═══ Elenco disponibile

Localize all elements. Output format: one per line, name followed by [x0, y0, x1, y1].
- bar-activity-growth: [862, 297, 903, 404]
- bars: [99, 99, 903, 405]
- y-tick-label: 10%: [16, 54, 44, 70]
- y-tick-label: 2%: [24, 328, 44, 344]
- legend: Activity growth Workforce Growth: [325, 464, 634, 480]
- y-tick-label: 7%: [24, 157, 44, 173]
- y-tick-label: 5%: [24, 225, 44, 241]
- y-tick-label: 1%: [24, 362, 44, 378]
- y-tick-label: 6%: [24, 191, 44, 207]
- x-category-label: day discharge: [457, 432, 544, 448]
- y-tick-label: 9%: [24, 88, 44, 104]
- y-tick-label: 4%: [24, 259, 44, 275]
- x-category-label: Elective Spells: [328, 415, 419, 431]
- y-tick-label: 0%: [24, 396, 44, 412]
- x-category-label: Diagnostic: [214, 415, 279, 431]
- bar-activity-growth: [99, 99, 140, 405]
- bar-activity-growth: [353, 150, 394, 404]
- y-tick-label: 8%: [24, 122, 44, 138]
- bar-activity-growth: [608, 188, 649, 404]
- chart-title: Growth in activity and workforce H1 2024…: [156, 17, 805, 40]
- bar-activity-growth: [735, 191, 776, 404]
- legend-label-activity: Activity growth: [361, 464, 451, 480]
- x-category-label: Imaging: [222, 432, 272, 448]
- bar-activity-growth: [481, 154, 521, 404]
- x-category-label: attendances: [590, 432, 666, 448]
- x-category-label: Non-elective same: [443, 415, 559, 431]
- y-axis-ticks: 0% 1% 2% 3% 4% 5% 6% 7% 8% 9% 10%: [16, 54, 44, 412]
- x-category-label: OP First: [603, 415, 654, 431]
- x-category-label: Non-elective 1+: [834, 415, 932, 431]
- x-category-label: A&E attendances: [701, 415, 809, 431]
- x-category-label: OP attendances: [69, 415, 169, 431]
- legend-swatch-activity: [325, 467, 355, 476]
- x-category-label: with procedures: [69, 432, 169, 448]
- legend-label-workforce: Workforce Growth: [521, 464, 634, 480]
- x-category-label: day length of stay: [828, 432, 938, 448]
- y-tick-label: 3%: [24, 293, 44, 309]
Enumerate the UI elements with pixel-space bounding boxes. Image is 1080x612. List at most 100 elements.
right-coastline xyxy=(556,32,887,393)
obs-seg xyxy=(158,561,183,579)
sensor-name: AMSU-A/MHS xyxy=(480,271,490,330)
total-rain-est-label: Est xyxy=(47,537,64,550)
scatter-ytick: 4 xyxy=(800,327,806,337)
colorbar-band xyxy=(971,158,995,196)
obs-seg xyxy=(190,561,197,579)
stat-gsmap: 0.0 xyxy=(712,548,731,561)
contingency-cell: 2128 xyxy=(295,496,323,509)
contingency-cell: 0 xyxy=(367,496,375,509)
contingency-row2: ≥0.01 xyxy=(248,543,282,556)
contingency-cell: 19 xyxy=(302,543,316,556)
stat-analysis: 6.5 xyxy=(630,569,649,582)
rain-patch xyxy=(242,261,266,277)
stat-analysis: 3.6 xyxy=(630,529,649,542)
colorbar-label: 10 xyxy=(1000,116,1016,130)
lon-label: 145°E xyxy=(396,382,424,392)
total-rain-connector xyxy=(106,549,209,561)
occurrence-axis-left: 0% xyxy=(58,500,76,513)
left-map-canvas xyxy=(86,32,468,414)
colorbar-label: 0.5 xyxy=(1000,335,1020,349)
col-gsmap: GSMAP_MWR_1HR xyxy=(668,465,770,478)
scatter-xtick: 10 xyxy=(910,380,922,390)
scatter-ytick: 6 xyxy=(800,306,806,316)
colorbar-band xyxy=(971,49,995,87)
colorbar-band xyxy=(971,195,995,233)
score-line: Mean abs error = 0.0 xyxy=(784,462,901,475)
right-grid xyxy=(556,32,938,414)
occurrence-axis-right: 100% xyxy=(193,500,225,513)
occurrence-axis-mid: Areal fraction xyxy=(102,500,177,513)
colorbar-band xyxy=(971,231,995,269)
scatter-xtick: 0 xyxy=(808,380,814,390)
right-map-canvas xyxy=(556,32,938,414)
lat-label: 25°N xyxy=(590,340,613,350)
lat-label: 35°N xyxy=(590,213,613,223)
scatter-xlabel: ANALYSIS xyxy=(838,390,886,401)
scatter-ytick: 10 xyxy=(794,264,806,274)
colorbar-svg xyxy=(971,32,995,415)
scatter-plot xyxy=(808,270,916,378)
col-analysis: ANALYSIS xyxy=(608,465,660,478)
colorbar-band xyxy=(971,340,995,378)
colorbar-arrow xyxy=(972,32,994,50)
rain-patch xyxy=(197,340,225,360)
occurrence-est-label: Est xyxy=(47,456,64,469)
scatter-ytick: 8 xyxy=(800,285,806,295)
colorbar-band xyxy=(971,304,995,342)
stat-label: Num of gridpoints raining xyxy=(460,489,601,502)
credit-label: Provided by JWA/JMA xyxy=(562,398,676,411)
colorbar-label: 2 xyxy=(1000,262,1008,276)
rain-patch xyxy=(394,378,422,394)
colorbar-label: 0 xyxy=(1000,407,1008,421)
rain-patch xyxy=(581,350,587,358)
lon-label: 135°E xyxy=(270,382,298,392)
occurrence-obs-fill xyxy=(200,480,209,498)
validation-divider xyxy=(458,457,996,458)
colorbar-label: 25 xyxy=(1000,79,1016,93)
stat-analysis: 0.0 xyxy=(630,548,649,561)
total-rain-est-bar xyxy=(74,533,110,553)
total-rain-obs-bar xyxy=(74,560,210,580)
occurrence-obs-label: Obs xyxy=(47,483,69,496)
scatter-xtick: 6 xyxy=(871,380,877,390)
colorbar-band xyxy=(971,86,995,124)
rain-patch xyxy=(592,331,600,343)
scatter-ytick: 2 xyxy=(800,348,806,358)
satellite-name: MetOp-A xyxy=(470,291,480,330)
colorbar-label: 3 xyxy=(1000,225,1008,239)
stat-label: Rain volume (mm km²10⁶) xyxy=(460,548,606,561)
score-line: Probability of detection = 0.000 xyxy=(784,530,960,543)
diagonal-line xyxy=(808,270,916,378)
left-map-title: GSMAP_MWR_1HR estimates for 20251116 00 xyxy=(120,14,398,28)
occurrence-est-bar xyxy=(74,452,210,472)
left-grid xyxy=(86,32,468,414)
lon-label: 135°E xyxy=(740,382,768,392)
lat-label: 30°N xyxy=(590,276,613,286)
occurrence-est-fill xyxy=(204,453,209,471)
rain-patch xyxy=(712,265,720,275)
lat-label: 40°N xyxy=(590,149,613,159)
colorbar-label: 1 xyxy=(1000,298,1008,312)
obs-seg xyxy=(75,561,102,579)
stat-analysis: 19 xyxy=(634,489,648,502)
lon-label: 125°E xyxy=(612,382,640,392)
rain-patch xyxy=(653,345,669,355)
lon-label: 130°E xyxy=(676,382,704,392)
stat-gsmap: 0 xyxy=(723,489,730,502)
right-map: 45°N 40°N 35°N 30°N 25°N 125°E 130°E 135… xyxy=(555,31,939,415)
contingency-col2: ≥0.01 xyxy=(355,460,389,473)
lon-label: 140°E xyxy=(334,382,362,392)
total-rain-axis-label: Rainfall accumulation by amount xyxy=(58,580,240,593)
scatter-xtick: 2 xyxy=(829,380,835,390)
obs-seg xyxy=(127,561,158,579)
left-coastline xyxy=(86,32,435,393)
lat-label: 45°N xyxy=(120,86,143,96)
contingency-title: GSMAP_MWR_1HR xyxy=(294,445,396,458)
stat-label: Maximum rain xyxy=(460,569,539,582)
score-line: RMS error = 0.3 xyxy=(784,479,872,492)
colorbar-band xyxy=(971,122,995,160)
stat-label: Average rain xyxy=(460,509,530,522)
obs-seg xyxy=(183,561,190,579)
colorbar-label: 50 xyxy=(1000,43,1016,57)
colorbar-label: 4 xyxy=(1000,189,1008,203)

══════

→ **Esercizio assegnato**:
Seleziona dall'elenco qui sopra tutte le righe in cui compare la parola "elements". Distingui tra maiuscole e minuscole.

→ **Esercizio svolto**:
Localize all elements. Output format: one per line, name followed by [x0, y0, x1, y1].
Enumerate the UI elements with pixel-space bounding boxes. Image is 1080x612. List at most 100 elements.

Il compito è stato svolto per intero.